» Prompt:
Extract and list every line that contains the word "this".

» Information shown:
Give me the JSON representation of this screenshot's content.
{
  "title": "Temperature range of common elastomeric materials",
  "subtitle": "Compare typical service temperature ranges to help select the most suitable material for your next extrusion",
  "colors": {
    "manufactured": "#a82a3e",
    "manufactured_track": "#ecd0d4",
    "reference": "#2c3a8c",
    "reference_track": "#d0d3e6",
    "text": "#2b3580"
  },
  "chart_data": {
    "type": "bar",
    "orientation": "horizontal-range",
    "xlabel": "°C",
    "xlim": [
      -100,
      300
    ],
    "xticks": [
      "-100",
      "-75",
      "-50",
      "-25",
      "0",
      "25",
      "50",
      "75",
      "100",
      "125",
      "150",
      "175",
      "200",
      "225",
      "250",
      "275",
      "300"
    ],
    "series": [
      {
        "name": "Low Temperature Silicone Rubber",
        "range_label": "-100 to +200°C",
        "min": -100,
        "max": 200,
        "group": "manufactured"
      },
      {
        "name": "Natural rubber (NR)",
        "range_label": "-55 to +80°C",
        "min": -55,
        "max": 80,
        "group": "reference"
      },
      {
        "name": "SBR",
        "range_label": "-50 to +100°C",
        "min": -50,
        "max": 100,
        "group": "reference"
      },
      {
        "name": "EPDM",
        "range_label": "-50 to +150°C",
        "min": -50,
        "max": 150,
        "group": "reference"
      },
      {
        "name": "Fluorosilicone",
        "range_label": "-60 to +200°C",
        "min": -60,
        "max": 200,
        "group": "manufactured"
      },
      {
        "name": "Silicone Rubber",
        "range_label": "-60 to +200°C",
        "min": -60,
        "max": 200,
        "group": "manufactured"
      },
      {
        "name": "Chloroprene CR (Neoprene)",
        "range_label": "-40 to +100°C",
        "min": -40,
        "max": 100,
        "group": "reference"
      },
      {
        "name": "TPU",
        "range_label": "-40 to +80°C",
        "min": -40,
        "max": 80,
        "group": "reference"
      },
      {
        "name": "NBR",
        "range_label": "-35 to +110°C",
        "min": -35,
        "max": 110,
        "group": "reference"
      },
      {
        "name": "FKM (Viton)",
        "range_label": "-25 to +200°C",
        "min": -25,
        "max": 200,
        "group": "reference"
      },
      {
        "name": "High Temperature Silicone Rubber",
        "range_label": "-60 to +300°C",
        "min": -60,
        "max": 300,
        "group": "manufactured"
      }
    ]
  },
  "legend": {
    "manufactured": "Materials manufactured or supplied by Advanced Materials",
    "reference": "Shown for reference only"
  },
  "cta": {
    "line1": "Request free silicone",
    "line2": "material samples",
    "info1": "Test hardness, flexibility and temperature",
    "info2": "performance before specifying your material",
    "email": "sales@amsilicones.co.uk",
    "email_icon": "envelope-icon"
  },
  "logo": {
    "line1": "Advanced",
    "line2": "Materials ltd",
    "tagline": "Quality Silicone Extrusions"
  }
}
---
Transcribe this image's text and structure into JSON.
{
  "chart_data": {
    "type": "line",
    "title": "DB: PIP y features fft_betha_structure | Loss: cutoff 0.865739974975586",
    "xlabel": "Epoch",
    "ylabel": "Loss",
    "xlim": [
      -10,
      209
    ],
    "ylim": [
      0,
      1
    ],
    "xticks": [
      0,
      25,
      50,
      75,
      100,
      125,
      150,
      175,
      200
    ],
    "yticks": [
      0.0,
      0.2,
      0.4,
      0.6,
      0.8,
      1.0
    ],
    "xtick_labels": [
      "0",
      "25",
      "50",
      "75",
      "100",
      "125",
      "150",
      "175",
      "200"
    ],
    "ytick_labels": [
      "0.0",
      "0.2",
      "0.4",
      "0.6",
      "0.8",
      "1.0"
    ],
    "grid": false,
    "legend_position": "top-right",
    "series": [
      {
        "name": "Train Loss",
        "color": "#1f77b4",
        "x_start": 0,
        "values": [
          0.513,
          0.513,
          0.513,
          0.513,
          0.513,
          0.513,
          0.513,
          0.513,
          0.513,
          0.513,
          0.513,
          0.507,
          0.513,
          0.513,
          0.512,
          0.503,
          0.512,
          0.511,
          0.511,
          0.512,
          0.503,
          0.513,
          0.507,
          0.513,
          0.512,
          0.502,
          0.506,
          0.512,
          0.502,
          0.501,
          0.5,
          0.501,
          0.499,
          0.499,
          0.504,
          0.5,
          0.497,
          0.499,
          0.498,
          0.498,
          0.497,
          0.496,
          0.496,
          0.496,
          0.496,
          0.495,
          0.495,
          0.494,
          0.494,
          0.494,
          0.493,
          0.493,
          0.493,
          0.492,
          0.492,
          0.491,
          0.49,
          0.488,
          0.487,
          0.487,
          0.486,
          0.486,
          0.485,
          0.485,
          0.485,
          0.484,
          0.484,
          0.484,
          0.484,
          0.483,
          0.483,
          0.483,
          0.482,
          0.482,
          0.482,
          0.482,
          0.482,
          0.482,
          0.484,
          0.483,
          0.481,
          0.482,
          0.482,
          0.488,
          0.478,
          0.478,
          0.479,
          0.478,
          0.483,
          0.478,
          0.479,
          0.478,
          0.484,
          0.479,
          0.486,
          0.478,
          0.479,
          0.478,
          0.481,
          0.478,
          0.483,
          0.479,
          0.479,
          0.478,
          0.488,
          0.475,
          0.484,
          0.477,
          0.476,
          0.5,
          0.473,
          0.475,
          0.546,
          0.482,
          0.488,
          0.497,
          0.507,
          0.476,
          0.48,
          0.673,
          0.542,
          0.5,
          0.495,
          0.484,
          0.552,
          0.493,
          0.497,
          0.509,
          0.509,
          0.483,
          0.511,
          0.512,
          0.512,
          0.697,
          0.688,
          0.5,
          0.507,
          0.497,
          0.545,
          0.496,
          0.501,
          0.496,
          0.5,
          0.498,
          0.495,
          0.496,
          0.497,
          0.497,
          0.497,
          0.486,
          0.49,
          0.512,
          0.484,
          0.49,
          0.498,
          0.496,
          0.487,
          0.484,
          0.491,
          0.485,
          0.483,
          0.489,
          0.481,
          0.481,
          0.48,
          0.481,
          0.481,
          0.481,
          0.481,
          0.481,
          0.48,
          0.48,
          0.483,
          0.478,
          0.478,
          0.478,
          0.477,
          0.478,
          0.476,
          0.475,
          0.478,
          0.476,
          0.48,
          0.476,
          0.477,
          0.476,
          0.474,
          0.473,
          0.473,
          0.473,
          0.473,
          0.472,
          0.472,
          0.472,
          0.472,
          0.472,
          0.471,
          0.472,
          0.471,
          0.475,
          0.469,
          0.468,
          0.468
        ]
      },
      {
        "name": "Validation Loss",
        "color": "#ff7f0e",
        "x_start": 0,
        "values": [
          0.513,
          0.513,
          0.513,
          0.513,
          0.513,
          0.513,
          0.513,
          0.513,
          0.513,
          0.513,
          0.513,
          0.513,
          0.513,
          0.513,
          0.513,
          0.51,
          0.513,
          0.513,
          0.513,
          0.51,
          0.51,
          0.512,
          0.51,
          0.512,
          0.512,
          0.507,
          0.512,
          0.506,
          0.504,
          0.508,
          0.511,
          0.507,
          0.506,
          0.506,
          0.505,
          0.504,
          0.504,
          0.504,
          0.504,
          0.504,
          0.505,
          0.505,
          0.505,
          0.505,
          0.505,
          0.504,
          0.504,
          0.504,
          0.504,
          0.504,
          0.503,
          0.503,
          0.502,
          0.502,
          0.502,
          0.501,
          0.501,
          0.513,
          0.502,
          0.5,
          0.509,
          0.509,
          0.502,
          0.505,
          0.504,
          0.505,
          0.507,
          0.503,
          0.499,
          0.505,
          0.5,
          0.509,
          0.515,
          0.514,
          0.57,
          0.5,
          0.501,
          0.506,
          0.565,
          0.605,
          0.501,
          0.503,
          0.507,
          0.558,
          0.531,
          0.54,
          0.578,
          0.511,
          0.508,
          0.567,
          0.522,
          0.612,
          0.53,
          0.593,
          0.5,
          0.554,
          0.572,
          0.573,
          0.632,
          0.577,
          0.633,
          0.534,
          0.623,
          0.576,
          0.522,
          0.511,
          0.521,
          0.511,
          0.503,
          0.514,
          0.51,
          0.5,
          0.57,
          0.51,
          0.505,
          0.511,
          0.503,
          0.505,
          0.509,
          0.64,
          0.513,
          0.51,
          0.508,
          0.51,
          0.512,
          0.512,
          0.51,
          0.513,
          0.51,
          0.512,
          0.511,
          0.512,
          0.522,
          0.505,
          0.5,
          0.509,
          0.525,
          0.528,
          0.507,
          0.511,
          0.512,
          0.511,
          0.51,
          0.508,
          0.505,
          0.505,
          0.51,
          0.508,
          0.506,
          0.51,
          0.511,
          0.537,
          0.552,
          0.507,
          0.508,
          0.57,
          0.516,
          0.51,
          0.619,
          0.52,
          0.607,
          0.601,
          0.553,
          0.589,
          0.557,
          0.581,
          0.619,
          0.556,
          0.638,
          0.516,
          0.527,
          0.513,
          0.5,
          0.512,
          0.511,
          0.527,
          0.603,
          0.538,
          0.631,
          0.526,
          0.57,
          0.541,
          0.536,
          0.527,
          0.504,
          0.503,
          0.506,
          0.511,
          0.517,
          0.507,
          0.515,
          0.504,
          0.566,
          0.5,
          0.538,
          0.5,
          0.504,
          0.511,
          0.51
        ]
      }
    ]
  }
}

» Answer to the task:
Give me the JSON representation of this screenshot's content.
Transcribe this image's text and structure into JSON.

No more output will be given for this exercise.